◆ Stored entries

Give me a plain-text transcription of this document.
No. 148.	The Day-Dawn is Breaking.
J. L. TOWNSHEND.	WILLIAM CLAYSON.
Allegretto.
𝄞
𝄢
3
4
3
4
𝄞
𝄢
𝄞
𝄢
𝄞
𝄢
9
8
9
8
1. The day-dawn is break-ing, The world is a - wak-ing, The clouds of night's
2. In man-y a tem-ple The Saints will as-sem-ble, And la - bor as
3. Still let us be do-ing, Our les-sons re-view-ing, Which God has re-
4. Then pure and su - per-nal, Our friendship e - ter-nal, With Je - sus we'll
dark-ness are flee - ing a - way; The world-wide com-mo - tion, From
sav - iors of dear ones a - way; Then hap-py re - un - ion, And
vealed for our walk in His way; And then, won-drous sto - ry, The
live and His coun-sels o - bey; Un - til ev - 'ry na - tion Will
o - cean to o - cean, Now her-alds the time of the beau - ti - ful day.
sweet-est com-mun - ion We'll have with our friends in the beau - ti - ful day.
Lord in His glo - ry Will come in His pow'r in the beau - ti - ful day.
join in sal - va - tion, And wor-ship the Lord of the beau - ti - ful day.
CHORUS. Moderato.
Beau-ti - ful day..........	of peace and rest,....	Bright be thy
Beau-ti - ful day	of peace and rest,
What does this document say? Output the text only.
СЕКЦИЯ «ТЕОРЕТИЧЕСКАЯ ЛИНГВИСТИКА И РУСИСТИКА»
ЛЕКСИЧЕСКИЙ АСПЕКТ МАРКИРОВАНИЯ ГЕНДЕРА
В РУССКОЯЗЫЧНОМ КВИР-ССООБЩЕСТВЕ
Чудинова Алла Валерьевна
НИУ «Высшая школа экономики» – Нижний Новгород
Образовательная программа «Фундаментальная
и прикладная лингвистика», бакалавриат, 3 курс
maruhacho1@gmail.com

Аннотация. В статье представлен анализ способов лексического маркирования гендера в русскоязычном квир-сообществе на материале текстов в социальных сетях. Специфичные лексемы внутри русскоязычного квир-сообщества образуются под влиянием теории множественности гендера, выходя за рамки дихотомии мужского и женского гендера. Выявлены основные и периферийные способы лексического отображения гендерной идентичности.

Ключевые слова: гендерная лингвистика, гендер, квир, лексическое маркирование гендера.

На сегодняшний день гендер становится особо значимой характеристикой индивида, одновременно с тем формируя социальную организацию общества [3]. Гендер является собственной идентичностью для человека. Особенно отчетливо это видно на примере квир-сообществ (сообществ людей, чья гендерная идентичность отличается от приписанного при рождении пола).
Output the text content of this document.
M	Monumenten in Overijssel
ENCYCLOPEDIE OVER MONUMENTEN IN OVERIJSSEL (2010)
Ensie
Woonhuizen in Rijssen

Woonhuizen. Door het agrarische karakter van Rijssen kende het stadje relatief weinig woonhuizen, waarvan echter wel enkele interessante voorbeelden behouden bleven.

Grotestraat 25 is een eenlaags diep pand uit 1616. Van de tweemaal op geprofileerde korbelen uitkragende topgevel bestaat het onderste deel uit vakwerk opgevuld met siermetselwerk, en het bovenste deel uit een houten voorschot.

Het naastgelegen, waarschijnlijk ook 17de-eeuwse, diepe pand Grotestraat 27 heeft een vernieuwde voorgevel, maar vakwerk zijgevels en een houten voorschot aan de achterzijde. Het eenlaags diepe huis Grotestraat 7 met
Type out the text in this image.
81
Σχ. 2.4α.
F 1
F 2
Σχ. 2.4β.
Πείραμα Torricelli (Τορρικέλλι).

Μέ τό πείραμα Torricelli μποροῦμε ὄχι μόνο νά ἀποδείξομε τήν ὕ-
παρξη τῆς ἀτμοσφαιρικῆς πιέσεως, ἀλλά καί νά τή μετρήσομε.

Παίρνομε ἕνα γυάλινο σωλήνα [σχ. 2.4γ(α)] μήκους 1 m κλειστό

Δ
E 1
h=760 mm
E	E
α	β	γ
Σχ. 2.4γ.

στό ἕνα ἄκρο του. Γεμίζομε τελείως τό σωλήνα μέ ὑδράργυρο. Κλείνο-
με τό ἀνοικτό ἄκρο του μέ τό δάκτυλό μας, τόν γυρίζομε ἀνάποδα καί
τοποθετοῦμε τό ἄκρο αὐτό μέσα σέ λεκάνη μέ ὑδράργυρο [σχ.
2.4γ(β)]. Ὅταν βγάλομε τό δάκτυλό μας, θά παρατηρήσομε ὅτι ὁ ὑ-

◆ AIM
Locate the line that contains "Type out the text in this image.". Repeat it and every line after it, up to and including the final line, exactly.

◆ TASK RESPONSE
Type out the text in this image.
81
Σχ. 2.4α.
F 1
F 2
Σχ. 2.4β.
Πείραμα Torricelli (Τορρικέλλι).

Μέ τό πείραμα Torricelli μποροῦμε ὄχι μόνο νά ἀποδείξομε τήν ὕ-
παρξη τῆς ἀτμοσφαιρικῆς πιέσεως, ἀλλά καί νά τή μετρήσομε.

Παίρνομε ἕνα γυάλινο σωλήνα [σχ. 2.4γ(α)] μήκους 1 m κλειστό

Δ
E 1
h=760 mm
E	E
α	β	γ
Σχ. 2.4γ.

στό ἕνα ἄκρο του. Γεμίζομε τελείως τό σωλήνα μέ ὑδράργυρο. Κλείνο-
με τό ἀνοικτό ἄκρο του μέ τό δάκτυλό μας, τόν γυρίζομε ἀνάποδα καί
τοποθετοῦμε τό ἄκρο αὐτό μέσα σέ λεκάνη μέ ὑδράργυρο [σχ.
2.4γ(β)]. Ὅταν βγάλομε τό δάκτυλό μας, θά παρατηρήσομε ὅτι ὁ ὑ-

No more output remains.